**Records shown**
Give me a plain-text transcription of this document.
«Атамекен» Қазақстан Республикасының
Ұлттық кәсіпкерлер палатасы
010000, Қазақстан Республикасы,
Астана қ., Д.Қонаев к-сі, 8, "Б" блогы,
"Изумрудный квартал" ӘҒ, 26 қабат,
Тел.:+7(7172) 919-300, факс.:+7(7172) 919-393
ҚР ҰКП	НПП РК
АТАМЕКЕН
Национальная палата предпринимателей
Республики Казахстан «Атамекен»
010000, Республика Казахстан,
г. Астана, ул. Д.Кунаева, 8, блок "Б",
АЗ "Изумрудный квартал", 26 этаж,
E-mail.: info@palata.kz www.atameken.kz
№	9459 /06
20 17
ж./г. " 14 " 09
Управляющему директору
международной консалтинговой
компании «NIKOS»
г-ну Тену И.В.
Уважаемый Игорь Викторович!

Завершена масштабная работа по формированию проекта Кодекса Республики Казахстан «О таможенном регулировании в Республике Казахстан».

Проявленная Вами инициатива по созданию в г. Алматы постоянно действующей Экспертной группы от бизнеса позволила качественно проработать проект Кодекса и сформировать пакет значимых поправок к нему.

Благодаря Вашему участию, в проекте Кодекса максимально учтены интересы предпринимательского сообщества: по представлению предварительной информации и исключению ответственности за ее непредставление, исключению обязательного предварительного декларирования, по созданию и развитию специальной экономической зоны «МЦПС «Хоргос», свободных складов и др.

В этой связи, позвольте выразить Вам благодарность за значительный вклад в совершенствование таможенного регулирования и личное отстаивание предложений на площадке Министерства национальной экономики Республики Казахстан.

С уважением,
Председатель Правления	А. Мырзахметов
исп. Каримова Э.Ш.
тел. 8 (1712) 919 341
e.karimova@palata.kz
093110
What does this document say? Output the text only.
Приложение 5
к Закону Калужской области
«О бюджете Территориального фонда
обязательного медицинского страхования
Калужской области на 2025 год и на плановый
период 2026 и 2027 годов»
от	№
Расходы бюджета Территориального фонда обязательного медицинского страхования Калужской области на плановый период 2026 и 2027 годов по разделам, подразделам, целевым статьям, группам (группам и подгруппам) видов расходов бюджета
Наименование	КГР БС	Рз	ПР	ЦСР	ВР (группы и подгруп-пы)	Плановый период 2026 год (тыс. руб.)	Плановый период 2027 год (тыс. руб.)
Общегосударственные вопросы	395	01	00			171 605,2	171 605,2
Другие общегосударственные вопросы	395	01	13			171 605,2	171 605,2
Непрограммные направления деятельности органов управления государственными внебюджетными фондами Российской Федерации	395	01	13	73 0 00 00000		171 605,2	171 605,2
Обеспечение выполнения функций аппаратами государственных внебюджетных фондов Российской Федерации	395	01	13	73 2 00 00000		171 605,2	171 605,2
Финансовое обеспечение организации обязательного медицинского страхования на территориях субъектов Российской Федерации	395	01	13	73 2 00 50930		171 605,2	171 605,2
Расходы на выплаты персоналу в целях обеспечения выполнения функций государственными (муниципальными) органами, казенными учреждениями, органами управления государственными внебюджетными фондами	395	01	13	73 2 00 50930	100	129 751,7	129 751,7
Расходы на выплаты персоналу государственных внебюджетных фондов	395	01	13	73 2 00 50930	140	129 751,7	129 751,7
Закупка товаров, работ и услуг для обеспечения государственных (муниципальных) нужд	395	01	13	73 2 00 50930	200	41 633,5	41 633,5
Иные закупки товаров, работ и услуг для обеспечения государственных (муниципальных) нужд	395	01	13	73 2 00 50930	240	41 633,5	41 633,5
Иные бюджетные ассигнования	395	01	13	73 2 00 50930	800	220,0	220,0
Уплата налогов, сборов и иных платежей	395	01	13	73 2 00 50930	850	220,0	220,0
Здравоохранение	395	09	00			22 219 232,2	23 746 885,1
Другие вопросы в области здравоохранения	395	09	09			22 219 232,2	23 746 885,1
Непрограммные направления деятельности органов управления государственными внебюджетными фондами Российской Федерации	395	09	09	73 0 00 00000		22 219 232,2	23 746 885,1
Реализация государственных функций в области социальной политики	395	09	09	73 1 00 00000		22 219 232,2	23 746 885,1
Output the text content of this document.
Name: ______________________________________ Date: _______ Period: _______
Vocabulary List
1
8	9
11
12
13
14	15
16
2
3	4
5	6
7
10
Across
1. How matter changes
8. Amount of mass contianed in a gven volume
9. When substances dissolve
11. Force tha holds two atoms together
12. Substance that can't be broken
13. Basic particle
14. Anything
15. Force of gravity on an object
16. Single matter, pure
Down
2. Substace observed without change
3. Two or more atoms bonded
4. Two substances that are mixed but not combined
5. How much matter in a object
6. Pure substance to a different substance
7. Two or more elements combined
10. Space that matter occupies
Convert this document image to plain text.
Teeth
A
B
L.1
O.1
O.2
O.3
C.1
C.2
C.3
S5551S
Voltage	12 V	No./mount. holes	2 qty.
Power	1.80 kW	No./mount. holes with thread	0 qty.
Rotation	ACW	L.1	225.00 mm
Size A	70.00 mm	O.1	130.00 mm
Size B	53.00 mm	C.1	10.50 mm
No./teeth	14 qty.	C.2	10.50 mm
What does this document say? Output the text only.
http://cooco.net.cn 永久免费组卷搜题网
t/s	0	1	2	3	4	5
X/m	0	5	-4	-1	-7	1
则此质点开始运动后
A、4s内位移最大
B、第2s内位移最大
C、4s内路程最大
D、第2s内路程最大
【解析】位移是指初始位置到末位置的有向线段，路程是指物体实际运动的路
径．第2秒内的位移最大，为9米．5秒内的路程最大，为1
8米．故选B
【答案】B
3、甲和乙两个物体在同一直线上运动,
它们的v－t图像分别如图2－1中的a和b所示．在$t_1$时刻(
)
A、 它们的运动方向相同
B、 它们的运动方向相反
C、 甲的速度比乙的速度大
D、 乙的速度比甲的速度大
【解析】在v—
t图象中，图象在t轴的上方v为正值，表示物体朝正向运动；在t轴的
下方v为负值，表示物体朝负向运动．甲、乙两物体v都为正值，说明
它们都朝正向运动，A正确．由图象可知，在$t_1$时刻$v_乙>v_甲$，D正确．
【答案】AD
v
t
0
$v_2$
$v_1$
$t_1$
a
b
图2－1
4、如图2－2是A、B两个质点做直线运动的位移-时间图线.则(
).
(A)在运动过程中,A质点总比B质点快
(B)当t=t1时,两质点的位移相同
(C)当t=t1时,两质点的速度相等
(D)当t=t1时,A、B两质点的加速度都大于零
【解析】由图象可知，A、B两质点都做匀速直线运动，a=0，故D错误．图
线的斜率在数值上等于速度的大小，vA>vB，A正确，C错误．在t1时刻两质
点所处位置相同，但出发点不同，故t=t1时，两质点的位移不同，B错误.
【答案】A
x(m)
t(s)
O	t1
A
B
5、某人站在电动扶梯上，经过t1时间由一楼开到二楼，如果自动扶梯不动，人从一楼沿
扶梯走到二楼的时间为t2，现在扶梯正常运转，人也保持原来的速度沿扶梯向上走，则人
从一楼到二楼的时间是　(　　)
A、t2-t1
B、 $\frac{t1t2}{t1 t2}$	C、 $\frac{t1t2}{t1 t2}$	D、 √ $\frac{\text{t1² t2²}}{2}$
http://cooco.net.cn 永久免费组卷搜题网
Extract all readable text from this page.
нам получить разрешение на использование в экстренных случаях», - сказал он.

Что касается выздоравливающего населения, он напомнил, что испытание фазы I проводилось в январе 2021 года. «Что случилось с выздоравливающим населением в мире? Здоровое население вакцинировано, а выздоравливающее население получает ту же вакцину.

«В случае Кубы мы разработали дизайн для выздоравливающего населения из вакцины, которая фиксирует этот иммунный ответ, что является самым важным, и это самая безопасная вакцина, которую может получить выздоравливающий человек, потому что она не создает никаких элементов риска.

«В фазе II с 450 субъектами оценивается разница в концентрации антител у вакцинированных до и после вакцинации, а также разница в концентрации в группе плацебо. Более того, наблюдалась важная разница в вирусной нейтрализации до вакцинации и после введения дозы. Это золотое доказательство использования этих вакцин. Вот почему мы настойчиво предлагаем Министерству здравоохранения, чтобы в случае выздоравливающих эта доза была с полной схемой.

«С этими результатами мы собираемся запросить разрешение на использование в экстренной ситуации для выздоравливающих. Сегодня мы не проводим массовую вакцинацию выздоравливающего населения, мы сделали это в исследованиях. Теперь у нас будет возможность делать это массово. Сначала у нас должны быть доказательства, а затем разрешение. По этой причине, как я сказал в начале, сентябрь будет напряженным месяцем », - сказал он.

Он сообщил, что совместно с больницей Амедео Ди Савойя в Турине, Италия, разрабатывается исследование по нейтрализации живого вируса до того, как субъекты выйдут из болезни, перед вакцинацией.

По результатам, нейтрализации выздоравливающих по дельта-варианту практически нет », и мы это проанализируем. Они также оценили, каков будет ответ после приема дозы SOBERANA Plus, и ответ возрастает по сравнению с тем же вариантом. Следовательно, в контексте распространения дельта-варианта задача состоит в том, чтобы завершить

**Problem statement**
Report all lines of the data above that include the string "внебюджетных".

**Output of the task**
Обеспечение выполнения функций аппаратами государственных внебюджетных фондов Российской Федерации	395	01	13	73 2 00 00000		171 605,2	171 605,2
Расходы на выплаты персоналу государственных внебюджетных фондов	395	01	13	73 2 00 50930	140	129 751,7	129 751,7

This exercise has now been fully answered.